→ **EXERCISE BRIEF**: Quote the listing below in full and exactly as written, but omit every picture.

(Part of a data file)
────────────────────────────────────────
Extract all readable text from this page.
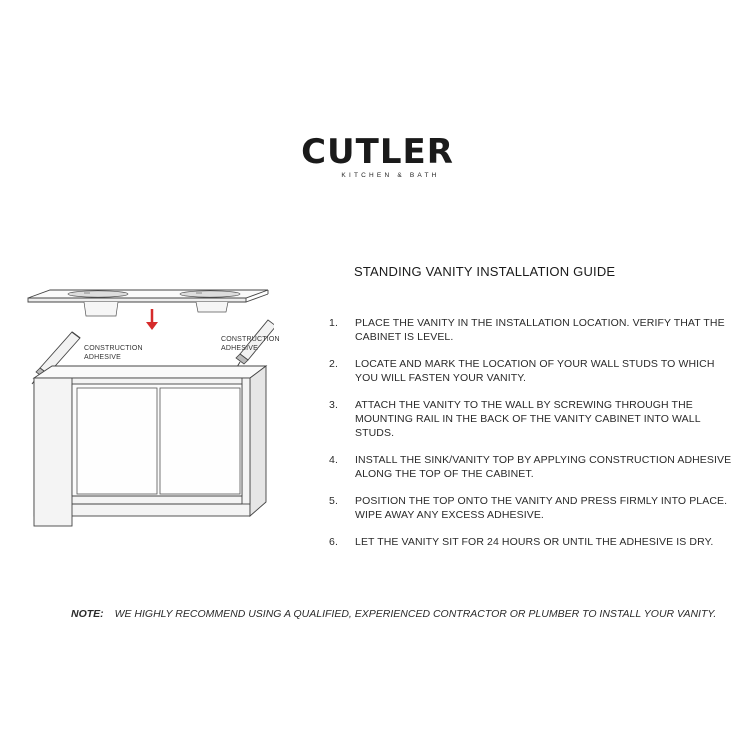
CUTLER
KITCHEN & BATH
CONSTRUCTION
ADHESIVE
CONSTRUCTION
ADHESIVE
STANDING VANITY INSTALLATION GUIDE
1. PLACE THE VANITY IN THE INSTALLATION LOCATION. VERIFY THAT THE CABINET IS LEVEL.
2. LOCATE AND MARK THE LOCATION OF YOUR WALL STUDS TO WHICH YOU WILL FASTEN YOUR VANITY.
3. ATTACH THE VANITY TO THE WALL BY SCREWING THROUGH THE MOUNTING RAIL IN THE BACK OF THE VANITY CABINET INTO WALL STUDS.
4. INSTALL THE SINK/VANITY TOP BY APPLYING CONSTRUCTION ADHESIVE ALONG THE TOP OF THE CABINET.
5. POSITION THE TOP ONTO THE VANITY AND PRESS FIRMLY INTO PLACE. WIPE AWAY ANY EXCESS ADHESIVE.
6. LET THE VANITY SIT FOR 24 HOURS OR UNTIL THE ADHESIVE IS DRY.
NOTE: WE HIGHLY RECOMMEND USING A QUALIFIED, EXPERIENCED CONTRACTOR OR PLUMBER TO INSTALL YOUR VANITY.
────────────────────────────────────────
→ **WRITTEN SOLUTION**:
Extract all readable text from this page.
CUTLER
KITCHEN & BATH
CONSTRUCTION
ADHESIVE
CONSTRUCTION
ADHESIVE
STANDING VANITY INSTALLATION GUIDE
1. PLACE THE VANITY IN THE INSTALLATION LOCATION. VERIFY THAT THE CABINET IS LEVEL.
2. LOCATE AND MARK THE LOCATION OF YOUR WALL STUDS TO WHICH YOU WILL FASTEN YOUR VANITY.
3. ATTACH THE VANITY TO THE WALL BY SCREWING THROUGH THE MOUNTING RAIL IN THE BACK OF THE VANITY CABINET INTO WALL STUDS.
4. INSTALL THE SINK/VANITY TOP BY APPLYING CONSTRUCTION ADHESIVE ALONG THE TOP OF THE CABINET.
5. POSITION THE TOP ONTO THE VANITY AND PRESS FIRMLY INTO PLACE. WIPE AWAY ANY EXCESS ADHESIVE.
6. LET THE VANITY SIT FOR 24 HOURS OR UNTIL THE ADHESIVE IS DRY.
NOTE: WE HIGHLY RECOMMEND USING A QUALIFIED, EXPERIENCED CONTRACTOR OR PLUMBER TO INSTALL YOUR VANITY.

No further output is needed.